[Collection entries]
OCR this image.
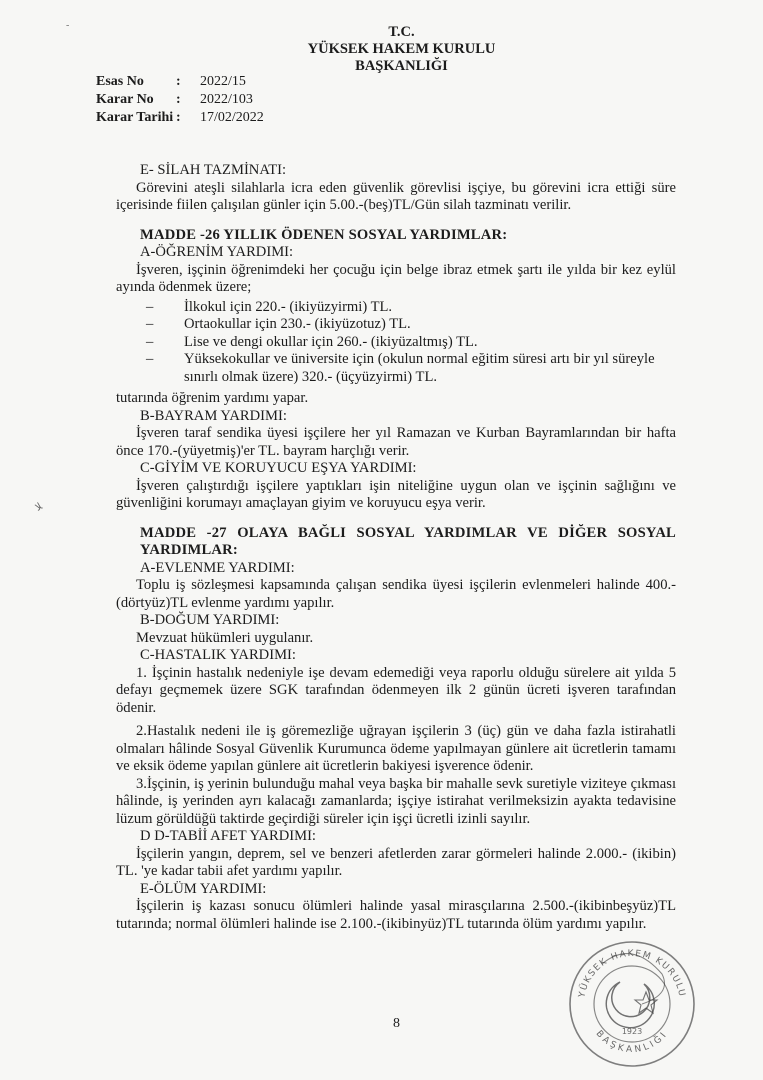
T.C.
YÜKSEK HAKEM KURULU
BAŞKANLIĞI
Esas No	:	2022/15
Karar No	:	2022/103
Karar Tarihi :	17/02/2022
ﻼ
-

E- SİLAH TAZMİNATI:

Görevini ateşli silahlarla icra eden güvenlik görevlisi işçiye, bu görevini icra ettiği süre içerisinde fiilen çalışılan günler için 5.00.-(beş)TL/Gün silah tazminatı verilir.

MADDE -26 YILLIK ÖDENEN SOSYAL YARDIMLAR:

A-ÖĞRENİM YARDIMI:

İşveren, işçinin öğrenimdeki her çocuğu için belge ibraz etmek şartı ile yılda bir kez eylül ayında ödenmek üzere;

– İlkokul için 220.- (ikiyüzyirmi) TL.
– Ortaokullar için 230.- (ikiyüzotuz) TL.
– Lise ve dengi okullar için 260.- (ikiyüzaltmış) TL.
– Yüksekokullar ve üniversite için (okulun normal eğitim süresi artı bir yıl süreyle sınırlı olmak üzere) 320.- (üçyüzyirmi) TL.

tutarında öğrenim yardımı yapar.

B-BAYRAM YARDIMI:

İşveren taraf sendika üyesi işçilere her yıl Ramazan ve Kurban Bayramlarından bir hafta önce 170.-(yüyetmiş)'er TL. bayram harçlığı verir.

C-GİYİM VE KORUYUCU EŞYA YARDIMI:

İşveren çalıştırdığı işçilere yaptıkları işin niteliğine uygun olan ve işçinin sağlığını ve güvenliğini korumayı amaçlayan giyim ve koruyucu eşya verir.

MADDE -27 OLAYA BAĞLI SOSYAL YARDIMLAR VE DİĞER SOSYAL YARDIMLAR:

A-EVLENME YARDIMI:

Toplu iş sözleşmesi kapsamında çalışan sendika üyesi işçilerin evlenmeleri halinde 400.-(dörtyüz)TL evlenme yardımı yapılır.

B-DOĞUM YARDIMI:

Mevzuat hükümleri uygulanır.

C-HASTALIK YARDIMI:

1. İşçinin hastalık nedeniyle işe devam edemediği veya raporlu olduğu sürelere ait yılda 5 defayı geçmemek üzere SGK tarafından ödenmeyen ilk 2 günün ücreti işveren tarafından ödenir.

2.Hastalık nedeni ile iş göremezliğe uğrayan işçilerin 3 (üç) gün ve daha fazla istirahatli olmaları hâlinde Sosyal Güvenlik Kurumunca ödeme yapılmayan günlere ait ücretlerin tamamı ve eksik ödeme yapılan günlere ait ücretlerin bakiyesi işverence ödenir.

3.İşçinin, iş yerinin bulunduğu mahal veya başka bir mahalle sevk suretiyle viziteye çıkması hâlinde, iş yerinden ayrı kalacağı zamanlarda; işçiye istirahat verilmeksizin ayakta tedavisine lüzum görüldüğü taktirde geçirdiği süreler için işçi ücretli izinli sayılır.

D D-TABİİ AFET YARDIMI:

İşçilerin yangın, deprem, sel ve benzeri afetlerden zarar görmeleri halinde 2.000.- (ikibin) TL. 'ye kadar tabii afet yardımı yapılır.

E-ÖLÜM YARDIMI:

İşçilerin iş kazası sonucu ölümleri halinde yasal mirasçılarına 2.500.-(ikibinbeşyüz)TL tutarında; normal ölümleri halinde ise 2.100.-(ikibinyüz)TL tutarında ölüm yardımı yapılır.

YÜKSEK HAKEM KURULU
BAŞKANLIĞI
1923
8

GOAL OF THE EXERCISE: Leave out the pictures and print every line of the data exactly.

FULL ANSWER:
OCR this image.
T.C.
YÜKSEK HAKEM KURULU
BAŞKANLIĞI
Esas No	:	2022/15
Karar No	:	2022/103
Karar Tarihi :	17/02/2022
ﻼ
-

E- SİLAH TAZMİNATI:

Görevini ateşli silahlarla icra eden güvenlik görevlisi işçiye, bu görevini icra ettiği süre içerisinde fiilen çalışılan günler için 5.00.-(beş)TL/Gün silah tazminatı verilir.

MADDE -26 YILLIK ÖDENEN SOSYAL YARDIMLAR:

A-ÖĞRENİM YARDIMI:

İşveren, işçinin öğrenimdeki her çocuğu için belge ibraz etmek şartı ile yılda bir kez eylül ayında ödenmek üzere;

– İlkokul için 220.- (ikiyüzyirmi) TL.
– Ortaokullar için 230.- (ikiyüzotuz) TL.
– Lise ve dengi okullar için 260.- (ikiyüzaltmış) TL.
– Yüksekokullar ve üniversite için (okulun normal eğitim süresi artı bir yıl süreyle sınırlı olmak üzere) 320.- (üçyüzyirmi) TL.

tutarında öğrenim yardımı yapar.

B-BAYRAM YARDIMI:

İşveren taraf sendika üyesi işçilere her yıl Ramazan ve Kurban Bayramlarından bir hafta önce 170.-(yüyetmiş)'er TL. bayram harçlığı verir.

C-GİYİM VE KORUYUCU EŞYA YARDIMI:

İşveren çalıştırdığı işçilere yaptıkları işin niteliğine uygun olan ve işçinin sağlığını ve güvenliğini korumayı amaçlayan giyim ve koruyucu eşya verir.

MADDE -27 OLAYA BAĞLI SOSYAL YARDIMLAR VE DİĞER SOSYAL YARDIMLAR:

A-EVLENME YARDIMI:

Toplu iş sözleşmesi kapsamında çalışan sendika üyesi işçilerin evlenmeleri halinde 400.-(dörtyüz)TL evlenme yardımı yapılır.

B-DOĞUM YARDIMI:

Mevzuat hükümleri uygulanır.

C-HASTALIK YARDIMI:

1. İşçinin hastalık nedeniyle işe devam edemediği veya raporlu olduğu sürelere ait yılda 5 defayı geçmemek üzere SGK tarafından ödenmeyen ilk 2 günün ücreti işveren tarafından ödenir.

2.Hastalık nedeni ile iş göremezliğe uğrayan işçilerin 3 (üç) gün ve daha fazla istirahatli olmaları hâlinde Sosyal Güvenlik Kurumunca ödeme yapılmayan günlere ait ücretlerin tamamı ve eksik ödeme yapılan günlere ait ücretlerin bakiyesi işverence ödenir.

3.İşçinin, iş yerinin bulunduğu mahal veya başka bir mahalle sevk suretiyle viziteye çıkması hâlinde, iş yerinden ayrı kalacağı zamanlarda; işçiye istirahat verilmeksizin ayakta tedavisine lüzum görüldüğü taktirde geçirdiği süreler için işçi ücretli izinli sayılır.

D D-TABİİ AFET YARDIMI:

İşçilerin yangın, deprem, sel ve benzeri afetlerden zarar görmeleri halinde 2.000.- (ikibin) TL. 'ye kadar tabii afet yardımı yapılır.

E-ÖLÜM YARDIMI:

İşçilerin iş kazası sonucu ölümleri halinde yasal mirasçılarına 2.500.-(ikibinbeşyüz)TL tutarında; normal ölümleri halinde ise 2.100.-(ikibinyüz)TL tutarında ölüm yardımı yapılır.

YÜKSEK HAKEM KURULU
BAŞKANLIĞI
1923
8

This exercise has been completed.